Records

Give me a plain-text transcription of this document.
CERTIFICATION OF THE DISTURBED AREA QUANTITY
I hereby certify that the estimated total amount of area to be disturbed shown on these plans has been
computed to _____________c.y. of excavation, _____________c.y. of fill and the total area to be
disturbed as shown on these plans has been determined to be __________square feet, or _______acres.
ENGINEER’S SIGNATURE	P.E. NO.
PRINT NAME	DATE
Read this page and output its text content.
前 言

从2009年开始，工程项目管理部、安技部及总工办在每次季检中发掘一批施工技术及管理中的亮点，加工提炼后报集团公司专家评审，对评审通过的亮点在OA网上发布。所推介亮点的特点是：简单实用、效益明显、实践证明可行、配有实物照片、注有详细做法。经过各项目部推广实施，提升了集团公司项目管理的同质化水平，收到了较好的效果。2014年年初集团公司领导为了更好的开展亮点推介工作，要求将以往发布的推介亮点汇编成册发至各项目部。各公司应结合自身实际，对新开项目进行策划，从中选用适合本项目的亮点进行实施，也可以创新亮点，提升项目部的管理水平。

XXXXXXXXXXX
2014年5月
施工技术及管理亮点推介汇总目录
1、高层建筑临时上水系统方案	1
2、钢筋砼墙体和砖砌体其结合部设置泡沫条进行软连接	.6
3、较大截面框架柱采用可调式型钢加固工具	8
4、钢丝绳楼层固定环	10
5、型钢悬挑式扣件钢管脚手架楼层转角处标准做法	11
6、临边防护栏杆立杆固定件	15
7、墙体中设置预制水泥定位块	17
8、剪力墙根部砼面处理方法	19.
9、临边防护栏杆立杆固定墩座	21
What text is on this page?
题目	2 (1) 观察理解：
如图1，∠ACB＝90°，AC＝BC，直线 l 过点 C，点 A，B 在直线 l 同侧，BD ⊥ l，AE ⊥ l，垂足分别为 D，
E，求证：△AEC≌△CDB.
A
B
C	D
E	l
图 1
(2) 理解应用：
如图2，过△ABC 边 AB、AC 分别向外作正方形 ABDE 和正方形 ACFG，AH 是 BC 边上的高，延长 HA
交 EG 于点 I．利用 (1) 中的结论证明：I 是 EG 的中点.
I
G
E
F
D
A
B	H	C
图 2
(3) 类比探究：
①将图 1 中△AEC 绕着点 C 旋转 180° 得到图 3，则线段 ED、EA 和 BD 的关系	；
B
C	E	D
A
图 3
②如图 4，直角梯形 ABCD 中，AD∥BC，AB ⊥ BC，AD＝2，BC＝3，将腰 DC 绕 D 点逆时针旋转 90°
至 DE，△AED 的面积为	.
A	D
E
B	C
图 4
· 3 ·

=== Task objective ===
Write the material out exactly, with nothing left out.

=== Answer for the task ===
Give me a plain-text transcription of this document.
CERTIFICATION OF THE DISTURBED AREA QUANTITY
I hereby certify that the estimated total amount of area to be disturbed shown on these plans has been
computed to _____________c.y. of excavation, _____________c.y. of fill and the total area to be
disturbed as shown on these plans has been determined to be __________square feet, or _______acres.
ENGINEER’S SIGNATURE	P.E. NO.
PRINT NAME	DATE
Read this page and output its text content.
前 言

从2009年开始，工程项目管理部、安技部及总工办在每次季检中发掘一批施工技术及管理中的亮点，加工提炼后报集团公司专家评审，对评审通过的亮点在OA网上发布。所推介亮点的特点是：简单实用、效益明显、实践证明可行、配有实物照片、注有详细做法。经过各项目部推广实施，提升了集团公司项目管理的同质化水平，收到了较好的效果。2014年年初集团公司领导为了更好的开展亮点推介工作，要求将以往发布的推介亮点汇编成册发至各项目部。各公司应结合自身实际，对新开项目进行策划，从中选用适合本项目的亮点进行实施，也可以创新亮点，提升项目部的管理水平。

XXXXXXXXXXX
2014年5月
施工技术及管理亮点推介汇总目录
1、高层建筑临时上水系统方案	1
2、钢筋砼墙体和砖砌体其结合部设置泡沫条进行软连接	.6
3、较大截面框架柱采用可调式型钢加固工具	8
4、钢丝绳楼层固定环	10
5、型钢悬挑式扣件钢管脚手架楼层转角处标准做法	11
6、临边防护栏杆立杆固定件	15
7、墙体中设置预制水泥定位块	17
8、剪力墙根部砼面处理方法	19.
9、临边防护栏杆立杆固定墩座	21
What text is on this page?
题目	2 (1) 观察理解：
如图1，∠ACB＝90°，AC＝BC，直线 l 过点 C，点 A，B 在直线 l 同侧，BD ⊥ l，AE ⊥ l，垂足分别为 D，
E，求证：△AEC≌△CDB.
A
B
C	D
E	l
图 1
(2) 理解应用：
如图2，过△ABC 边 AB、AC 分别向外作正方形 ABDE 和正方形 ACFG，AH 是 BC 边上的高，延长 HA
交 EG 于点 I．利用 (1) 中的结论证明：I 是 EG 的中点.
I
G
E
F
D
A
B	H	C
图 2
(3) 类比探究：
①将图 1 中△AEC 绕着点 C 旋转 180° 得到图 3，则线段 ED、EA 和 BD 的关系	；
B
C	E	D
A
图 3
②如图 4，直角梯形 ABCD 中，AD∥BC，AB ⊥ BC，AD＝2，BC＝3，将腰 DC 绕 D 点逆时针旋转 90°
至 DE，△AED 的面积为	.
A	D
E
B	C
图 4
· 3 ·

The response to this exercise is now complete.